→ Your goal
Print, please, the line that contains "What does this" and each line after it to the end of the entries, unchanged and with nothing else.

→ Items
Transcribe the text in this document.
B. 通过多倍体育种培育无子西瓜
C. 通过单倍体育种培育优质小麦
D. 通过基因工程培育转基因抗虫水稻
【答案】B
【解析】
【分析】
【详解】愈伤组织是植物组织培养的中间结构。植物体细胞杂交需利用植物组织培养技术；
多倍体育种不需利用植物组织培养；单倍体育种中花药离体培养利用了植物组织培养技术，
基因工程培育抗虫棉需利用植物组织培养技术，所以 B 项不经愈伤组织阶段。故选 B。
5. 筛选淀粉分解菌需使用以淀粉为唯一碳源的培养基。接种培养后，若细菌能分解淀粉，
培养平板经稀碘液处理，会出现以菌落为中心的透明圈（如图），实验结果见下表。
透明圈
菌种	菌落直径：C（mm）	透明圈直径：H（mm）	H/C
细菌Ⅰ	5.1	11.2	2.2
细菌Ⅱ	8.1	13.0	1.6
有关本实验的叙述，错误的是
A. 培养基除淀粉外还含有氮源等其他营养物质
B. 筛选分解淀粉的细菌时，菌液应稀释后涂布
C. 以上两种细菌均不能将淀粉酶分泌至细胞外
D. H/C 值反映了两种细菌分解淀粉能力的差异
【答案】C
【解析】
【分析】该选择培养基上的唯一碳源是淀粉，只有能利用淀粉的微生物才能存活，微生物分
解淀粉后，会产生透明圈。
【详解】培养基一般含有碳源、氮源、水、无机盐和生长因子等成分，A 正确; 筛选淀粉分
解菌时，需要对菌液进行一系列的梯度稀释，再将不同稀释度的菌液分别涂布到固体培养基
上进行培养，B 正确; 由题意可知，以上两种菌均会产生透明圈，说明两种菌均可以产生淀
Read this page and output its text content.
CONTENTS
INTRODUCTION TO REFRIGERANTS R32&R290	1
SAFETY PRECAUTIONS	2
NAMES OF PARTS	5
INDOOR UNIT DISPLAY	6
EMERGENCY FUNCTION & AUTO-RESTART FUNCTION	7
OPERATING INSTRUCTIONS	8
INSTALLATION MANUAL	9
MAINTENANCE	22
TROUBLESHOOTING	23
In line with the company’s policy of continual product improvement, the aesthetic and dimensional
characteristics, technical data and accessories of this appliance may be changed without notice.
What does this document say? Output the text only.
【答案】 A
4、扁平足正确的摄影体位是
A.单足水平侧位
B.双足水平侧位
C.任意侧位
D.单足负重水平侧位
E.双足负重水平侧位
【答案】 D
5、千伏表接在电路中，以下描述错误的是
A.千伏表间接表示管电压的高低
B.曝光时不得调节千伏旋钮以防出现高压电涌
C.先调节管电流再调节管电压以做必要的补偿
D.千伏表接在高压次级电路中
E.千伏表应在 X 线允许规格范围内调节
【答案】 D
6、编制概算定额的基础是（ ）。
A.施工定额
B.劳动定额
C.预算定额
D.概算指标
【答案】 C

→ Answer below
What does this document say? Output the text only.
【答案】 A
4、扁平足正确的摄影体位是
A.单足水平侧位
B.双足水平侧位
C.任意侧位
D.单足负重水平侧位
E.双足负重水平侧位
【答案】 D
5、千伏表接在电路中，以下描述错误的是
A.千伏表间接表示管电压的高低
B.曝光时不得调节千伏旋钮以防出现高压电涌
C.先调节管电流再调节管电压以做必要的补偿
D.千伏表接在高压次级电路中
E.千伏表应在 X 线允许规格范围内调节
【答案】 D
6、编制概算定额的基础是（ ）。
A.施工定额
B.劳动定额
C.预算定额
D.概算指标
【答案】 C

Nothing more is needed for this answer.